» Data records
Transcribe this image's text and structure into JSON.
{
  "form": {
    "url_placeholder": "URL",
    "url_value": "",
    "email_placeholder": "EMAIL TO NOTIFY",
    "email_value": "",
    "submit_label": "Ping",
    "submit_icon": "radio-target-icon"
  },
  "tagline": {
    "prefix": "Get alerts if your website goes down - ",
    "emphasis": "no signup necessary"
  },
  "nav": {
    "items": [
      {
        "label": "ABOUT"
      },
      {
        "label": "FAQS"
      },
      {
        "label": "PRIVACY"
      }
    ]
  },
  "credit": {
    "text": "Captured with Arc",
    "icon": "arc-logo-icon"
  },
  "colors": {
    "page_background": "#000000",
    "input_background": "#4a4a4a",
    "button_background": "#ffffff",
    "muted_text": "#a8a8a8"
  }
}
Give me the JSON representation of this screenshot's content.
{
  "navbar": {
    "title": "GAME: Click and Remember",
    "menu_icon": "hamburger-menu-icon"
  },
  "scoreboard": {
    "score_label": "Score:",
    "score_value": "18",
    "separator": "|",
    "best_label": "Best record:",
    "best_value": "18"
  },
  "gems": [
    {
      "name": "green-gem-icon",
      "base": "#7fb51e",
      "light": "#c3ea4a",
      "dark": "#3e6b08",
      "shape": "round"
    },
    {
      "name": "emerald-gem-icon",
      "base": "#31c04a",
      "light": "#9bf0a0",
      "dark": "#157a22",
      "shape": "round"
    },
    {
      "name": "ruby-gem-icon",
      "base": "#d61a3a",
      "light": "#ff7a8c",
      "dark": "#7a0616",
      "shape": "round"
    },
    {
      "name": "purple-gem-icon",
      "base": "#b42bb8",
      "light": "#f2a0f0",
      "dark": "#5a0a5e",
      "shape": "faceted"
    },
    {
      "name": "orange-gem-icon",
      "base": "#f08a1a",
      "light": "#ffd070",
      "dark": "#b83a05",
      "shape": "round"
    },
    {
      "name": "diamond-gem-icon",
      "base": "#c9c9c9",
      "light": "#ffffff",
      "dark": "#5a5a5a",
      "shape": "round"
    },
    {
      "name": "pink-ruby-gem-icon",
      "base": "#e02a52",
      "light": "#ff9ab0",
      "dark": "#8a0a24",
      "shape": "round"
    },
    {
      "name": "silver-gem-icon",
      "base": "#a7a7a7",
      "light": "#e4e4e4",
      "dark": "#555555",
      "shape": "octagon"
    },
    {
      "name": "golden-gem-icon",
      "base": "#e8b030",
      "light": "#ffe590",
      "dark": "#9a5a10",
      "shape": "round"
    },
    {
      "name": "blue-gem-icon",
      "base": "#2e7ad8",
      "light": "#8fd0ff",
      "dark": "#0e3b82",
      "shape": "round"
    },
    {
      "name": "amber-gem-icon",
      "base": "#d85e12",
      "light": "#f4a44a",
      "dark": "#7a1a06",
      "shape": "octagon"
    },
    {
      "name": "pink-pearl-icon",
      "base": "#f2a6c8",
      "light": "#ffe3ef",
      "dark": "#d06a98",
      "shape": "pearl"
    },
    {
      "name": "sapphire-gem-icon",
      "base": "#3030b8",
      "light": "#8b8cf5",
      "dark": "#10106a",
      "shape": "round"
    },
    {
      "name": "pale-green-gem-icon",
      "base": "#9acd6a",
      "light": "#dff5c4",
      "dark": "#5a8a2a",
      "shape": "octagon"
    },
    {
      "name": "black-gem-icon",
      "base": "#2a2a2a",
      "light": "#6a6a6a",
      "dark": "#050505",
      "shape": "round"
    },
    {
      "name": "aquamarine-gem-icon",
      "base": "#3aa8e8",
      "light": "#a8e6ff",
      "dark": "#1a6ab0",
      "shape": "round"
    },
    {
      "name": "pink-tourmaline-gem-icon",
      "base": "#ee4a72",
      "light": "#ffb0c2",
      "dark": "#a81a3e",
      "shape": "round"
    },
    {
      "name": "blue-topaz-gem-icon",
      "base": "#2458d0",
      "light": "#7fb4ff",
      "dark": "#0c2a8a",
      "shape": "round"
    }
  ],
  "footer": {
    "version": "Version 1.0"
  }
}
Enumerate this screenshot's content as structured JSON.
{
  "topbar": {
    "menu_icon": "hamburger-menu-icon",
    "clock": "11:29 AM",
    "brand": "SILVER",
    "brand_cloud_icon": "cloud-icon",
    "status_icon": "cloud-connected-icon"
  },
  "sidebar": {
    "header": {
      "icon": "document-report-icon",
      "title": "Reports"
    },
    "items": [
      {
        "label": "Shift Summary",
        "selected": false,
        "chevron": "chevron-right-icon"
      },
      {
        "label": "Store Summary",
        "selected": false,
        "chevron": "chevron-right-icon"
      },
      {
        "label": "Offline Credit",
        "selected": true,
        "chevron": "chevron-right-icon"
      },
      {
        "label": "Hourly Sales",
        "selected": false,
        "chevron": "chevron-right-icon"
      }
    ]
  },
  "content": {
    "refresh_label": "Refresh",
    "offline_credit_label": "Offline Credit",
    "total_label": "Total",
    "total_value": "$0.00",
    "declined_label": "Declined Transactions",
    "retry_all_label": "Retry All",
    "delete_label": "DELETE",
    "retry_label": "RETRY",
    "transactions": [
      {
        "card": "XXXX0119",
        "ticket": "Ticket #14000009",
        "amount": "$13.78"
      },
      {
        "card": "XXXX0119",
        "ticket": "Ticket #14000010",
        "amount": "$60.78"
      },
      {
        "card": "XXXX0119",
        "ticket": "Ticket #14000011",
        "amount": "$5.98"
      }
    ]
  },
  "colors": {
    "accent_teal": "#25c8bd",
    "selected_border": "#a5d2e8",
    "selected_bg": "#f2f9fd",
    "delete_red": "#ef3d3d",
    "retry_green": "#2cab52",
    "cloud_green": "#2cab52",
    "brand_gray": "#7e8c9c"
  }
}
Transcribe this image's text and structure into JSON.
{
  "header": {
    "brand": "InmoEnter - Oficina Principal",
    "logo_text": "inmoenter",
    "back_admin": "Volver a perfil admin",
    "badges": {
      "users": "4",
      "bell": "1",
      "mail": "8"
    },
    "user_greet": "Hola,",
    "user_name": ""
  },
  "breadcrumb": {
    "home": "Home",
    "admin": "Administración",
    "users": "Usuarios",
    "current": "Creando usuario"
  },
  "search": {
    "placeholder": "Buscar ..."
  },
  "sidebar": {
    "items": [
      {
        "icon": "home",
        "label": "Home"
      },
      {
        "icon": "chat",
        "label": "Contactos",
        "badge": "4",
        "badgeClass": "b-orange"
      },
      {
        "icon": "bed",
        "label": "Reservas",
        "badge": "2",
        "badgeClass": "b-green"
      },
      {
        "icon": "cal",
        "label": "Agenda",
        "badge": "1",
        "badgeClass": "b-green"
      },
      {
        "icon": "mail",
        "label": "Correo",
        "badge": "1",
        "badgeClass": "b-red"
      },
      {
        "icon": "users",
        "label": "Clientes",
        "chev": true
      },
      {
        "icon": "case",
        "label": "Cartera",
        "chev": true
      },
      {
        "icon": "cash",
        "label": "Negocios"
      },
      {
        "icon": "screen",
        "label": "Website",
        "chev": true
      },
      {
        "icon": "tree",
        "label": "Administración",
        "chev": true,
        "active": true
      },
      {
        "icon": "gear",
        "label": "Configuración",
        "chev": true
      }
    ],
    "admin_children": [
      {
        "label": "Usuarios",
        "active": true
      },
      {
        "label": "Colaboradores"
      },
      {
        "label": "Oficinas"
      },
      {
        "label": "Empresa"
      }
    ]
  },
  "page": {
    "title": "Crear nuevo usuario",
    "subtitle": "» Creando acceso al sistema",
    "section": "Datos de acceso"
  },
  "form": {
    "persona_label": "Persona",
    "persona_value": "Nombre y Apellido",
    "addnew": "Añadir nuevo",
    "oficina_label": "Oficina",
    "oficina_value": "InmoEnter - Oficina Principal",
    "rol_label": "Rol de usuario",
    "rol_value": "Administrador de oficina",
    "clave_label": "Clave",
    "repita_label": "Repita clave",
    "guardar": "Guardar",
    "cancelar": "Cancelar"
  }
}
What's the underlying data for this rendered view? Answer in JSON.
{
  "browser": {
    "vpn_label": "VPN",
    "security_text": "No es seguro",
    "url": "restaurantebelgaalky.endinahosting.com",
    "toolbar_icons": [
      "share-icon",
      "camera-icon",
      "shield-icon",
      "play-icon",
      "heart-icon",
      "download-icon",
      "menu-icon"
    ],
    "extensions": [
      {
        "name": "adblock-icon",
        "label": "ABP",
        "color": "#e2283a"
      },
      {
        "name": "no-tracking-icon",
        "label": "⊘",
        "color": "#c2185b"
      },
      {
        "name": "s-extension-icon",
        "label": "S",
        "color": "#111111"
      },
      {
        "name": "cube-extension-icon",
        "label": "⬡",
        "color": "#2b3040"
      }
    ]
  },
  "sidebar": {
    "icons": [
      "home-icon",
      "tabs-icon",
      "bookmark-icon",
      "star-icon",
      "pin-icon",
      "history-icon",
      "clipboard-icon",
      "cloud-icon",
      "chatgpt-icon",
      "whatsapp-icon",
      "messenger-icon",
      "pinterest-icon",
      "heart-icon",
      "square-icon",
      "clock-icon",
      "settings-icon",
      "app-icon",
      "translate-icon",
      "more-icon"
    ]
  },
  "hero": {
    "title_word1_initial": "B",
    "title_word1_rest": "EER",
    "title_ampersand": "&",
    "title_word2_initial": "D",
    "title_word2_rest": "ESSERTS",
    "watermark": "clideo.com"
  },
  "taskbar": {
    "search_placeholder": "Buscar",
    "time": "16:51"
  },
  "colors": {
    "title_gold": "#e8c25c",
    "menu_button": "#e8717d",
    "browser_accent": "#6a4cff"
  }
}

» What you will do
In the listing above, find the lines holding the word "Summary" and copy them.

» Solution to the exercise
        "label": "Shift Summary",
        "label": "Store Summary",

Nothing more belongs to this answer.